§ **Layout records**

— begin —

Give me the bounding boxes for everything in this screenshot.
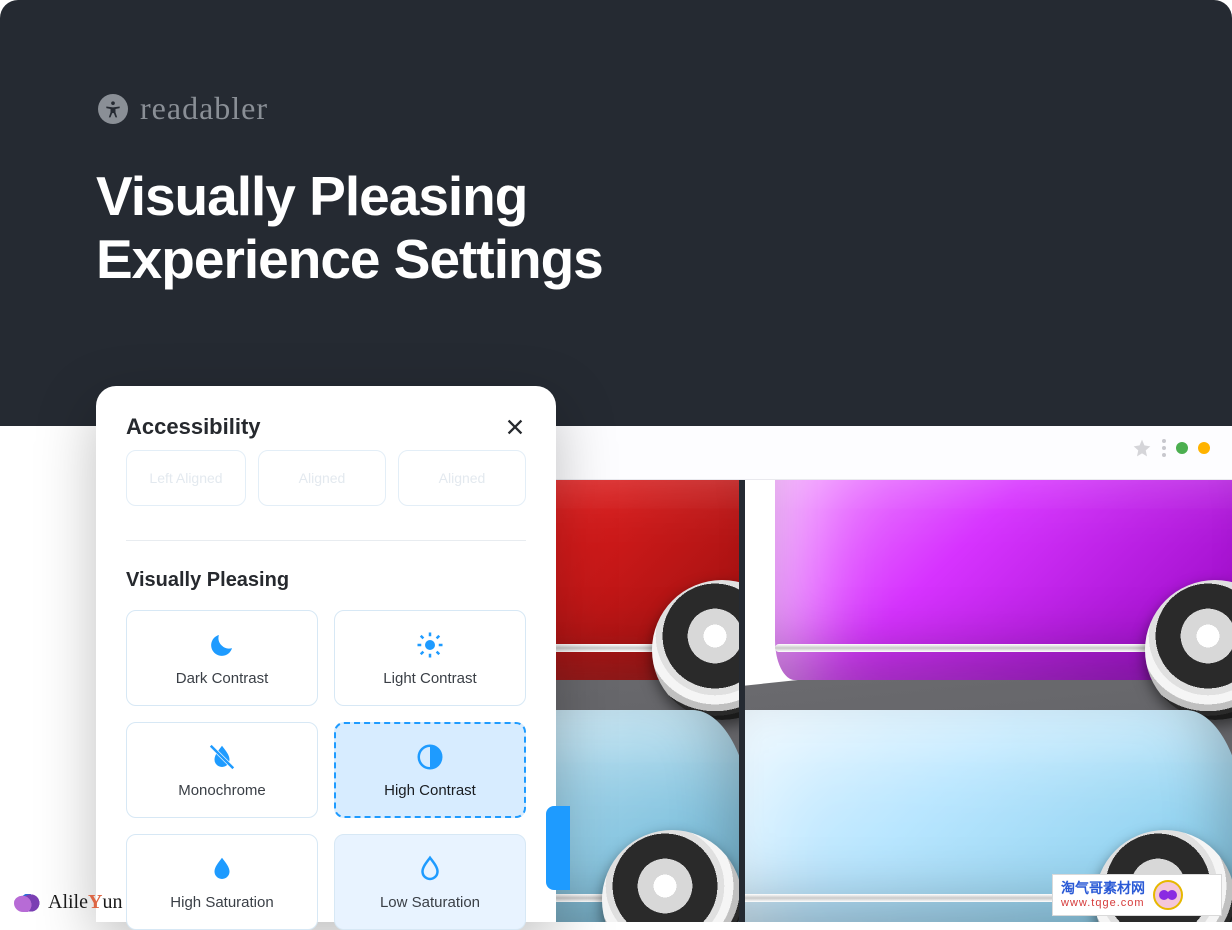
pane-high-contrast bbox=[745, 480, 1232, 922]
page-headline: Visually Pleasing Experience Settings bbox=[96, 165, 603, 292]
accessibility-person-icon bbox=[98, 94, 128, 124]
droplet-slash-icon bbox=[207, 742, 237, 772]
kebab-menu-icon[interactable] bbox=[1162, 439, 1166, 457]
option-label: High Saturation bbox=[170, 894, 273, 911]
option-high-saturation[interactable]: High Saturation bbox=[126, 834, 318, 930]
watermark-alileyun: AlileYun bbox=[14, 891, 122, 914]
option-label: High Contrast bbox=[384, 782, 476, 799]
window-dot-green[interactable] bbox=[1176, 442, 1188, 454]
watermark-line1: 淘气哥素材网 bbox=[1061, 881, 1145, 896]
accessibility-panel: Accessibility Left Aligned Aligned Align… bbox=[96, 386, 556, 922]
option-light-contrast[interactable]: Light Contrast bbox=[334, 610, 526, 706]
ghost-option-aligned-1[interactable]: Aligned bbox=[258, 450, 386, 506]
option-monochrome[interactable]: Monochrome bbox=[126, 722, 318, 818]
option-label: Low Saturation bbox=[380, 894, 480, 911]
droplet-outline-icon bbox=[415, 854, 445, 884]
section-divider bbox=[126, 540, 526, 541]
option-high-contrast[interactable]: High Contrast bbox=[334, 722, 526, 818]
panel-title: Accessibility bbox=[126, 414, 261, 440]
previous-section-options: Left Aligned Aligned Aligned bbox=[126, 450, 526, 506]
brand: readabler bbox=[98, 90, 268, 127]
sun-icon bbox=[415, 630, 445, 660]
option-label: Light Contrast bbox=[383, 670, 476, 687]
car-magenta bbox=[775, 480, 1232, 680]
cloud-icon bbox=[14, 894, 42, 912]
moon-icon bbox=[207, 630, 237, 660]
option-low-saturation[interactable]: Low Saturation bbox=[334, 834, 526, 930]
section-title: Visually Pleasing bbox=[126, 569, 526, 592]
watermark-tqge: 淘气哥素材网 www.tqge.com bbox=[1052, 874, 1222, 916]
mascot-face-icon bbox=[1153, 880, 1183, 910]
option-label: Dark Contrast bbox=[176, 670, 269, 687]
contrast-circle-icon bbox=[415, 742, 445, 772]
headline-line1: Visually Pleasing bbox=[96, 165, 527, 227]
option-dark-contrast[interactable]: Dark Contrast bbox=[126, 610, 318, 706]
panel-open-tab[interactable] bbox=[546, 806, 570, 890]
bookmark-star-icon[interactable] bbox=[1132, 438, 1152, 458]
brand-name: readabler bbox=[140, 90, 268, 127]
option-label: Monochrome bbox=[178, 782, 266, 799]
watermark-line2: www.tqge.com bbox=[1061, 897, 1145, 909]
window-dot-yellow[interactable] bbox=[1198, 442, 1210, 454]
headline-line2: Experience Settings bbox=[96, 228, 603, 290]
droplet-filled-icon bbox=[207, 854, 237, 884]
ghost-option-left-aligned[interactable]: Left Aligned bbox=[126, 450, 246, 506]
ghost-option-aligned-2[interactable]: Aligned bbox=[398, 450, 526, 506]
close-icon[interactable] bbox=[504, 416, 526, 438]
visually-pleasing-grid: Dark Contrast Light Contrast Monochrome … bbox=[126, 610, 526, 930]
browser-controls bbox=[1132, 438, 1210, 458]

— end —

§ **Given exercise**
Return every line of the entries above unchanged, leaving out the pictures.

§ **Reply**
Give me the bounding boxes for everything in this screenshot.
pane-high-contrast bbox=[745, 480, 1232, 922]
page-headline: Visually Pleasing Experience Settings bbox=[96, 165, 603, 292]
accessibility-person-icon bbox=[98, 94, 128, 124]
droplet-slash-icon bbox=[207, 742, 237, 772]
kebab-menu-icon[interactable] bbox=[1162, 439, 1166, 457]
option-label: High Saturation bbox=[170, 894, 273, 911]
option-high-saturation[interactable]: High Saturation bbox=[126, 834, 318, 930]
watermark-alileyun: AlileYun bbox=[14, 891, 122, 914]
option-label: High Contrast bbox=[384, 782, 476, 799]
window-dot-green[interactable] bbox=[1176, 442, 1188, 454]
watermark-line1: 淘气哥素材网 bbox=[1061, 881, 1145, 896]
accessibility-panel: Accessibility Left Aligned Aligned Align… bbox=[96, 386, 556, 922]
option-light-contrast[interactable]: Light Contrast bbox=[334, 610, 526, 706]
ghost-option-aligned-1[interactable]: Aligned bbox=[258, 450, 386, 506]
option-monochrome[interactable]: Monochrome bbox=[126, 722, 318, 818]
option-label: Low Saturation bbox=[380, 894, 480, 911]
droplet-outline-icon bbox=[415, 854, 445, 884]
section-divider bbox=[126, 540, 526, 541]
option-high-contrast[interactable]: High Contrast bbox=[334, 722, 526, 818]
panel-title: Accessibility bbox=[126, 414, 261, 440]
previous-section-options: Left Aligned Aligned Aligned bbox=[126, 450, 526, 506]
brand: readabler bbox=[98, 90, 268, 127]
sun-icon bbox=[415, 630, 445, 660]
option-label: Light Contrast bbox=[383, 670, 476, 687]
car-magenta bbox=[775, 480, 1232, 680]
cloud-icon bbox=[14, 894, 42, 912]
moon-icon bbox=[207, 630, 237, 660]
option-low-saturation[interactable]: Low Saturation bbox=[334, 834, 526, 930]
section-title: Visually Pleasing bbox=[126, 569, 526, 592]
watermark-tqge: 淘气哥素材网 www.tqge.com bbox=[1052, 874, 1222, 916]
mascot-face-icon bbox=[1153, 880, 1183, 910]
option-label: Dark Contrast bbox=[176, 670, 269, 687]
contrast-circle-icon bbox=[415, 742, 445, 772]
headline-line1: Visually Pleasing bbox=[96, 165, 527, 227]
option-dark-contrast[interactable]: Dark Contrast bbox=[126, 610, 318, 706]
panel-open-tab[interactable] bbox=[546, 806, 570, 890]
bookmark-star-icon[interactable] bbox=[1132, 438, 1152, 458]
brand-name: readabler bbox=[140, 90, 268, 127]
option-label: Monochrome bbox=[178, 782, 266, 799]
watermark-line2: www.tqge.com bbox=[1061, 897, 1145, 909]
window-dot-yellow[interactable] bbox=[1198, 442, 1210, 454]
headline-line2: Experience Settings bbox=[96, 228, 603, 290]
droplet-filled-icon bbox=[207, 854, 237, 884]
ghost-option-left-aligned[interactable]: Left Aligned bbox=[126, 450, 246, 506]
ghost-option-aligned-2[interactable]: Aligned bbox=[398, 450, 526, 506]
close-icon[interactable] bbox=[504, 416, 526, 438]
visually-pleasing-grid: Dark Contrast Light Contrast Monochrome … bbox=[126, 610, 526, 930]
browser-controls bbox=[1132, 438, 1210, 458]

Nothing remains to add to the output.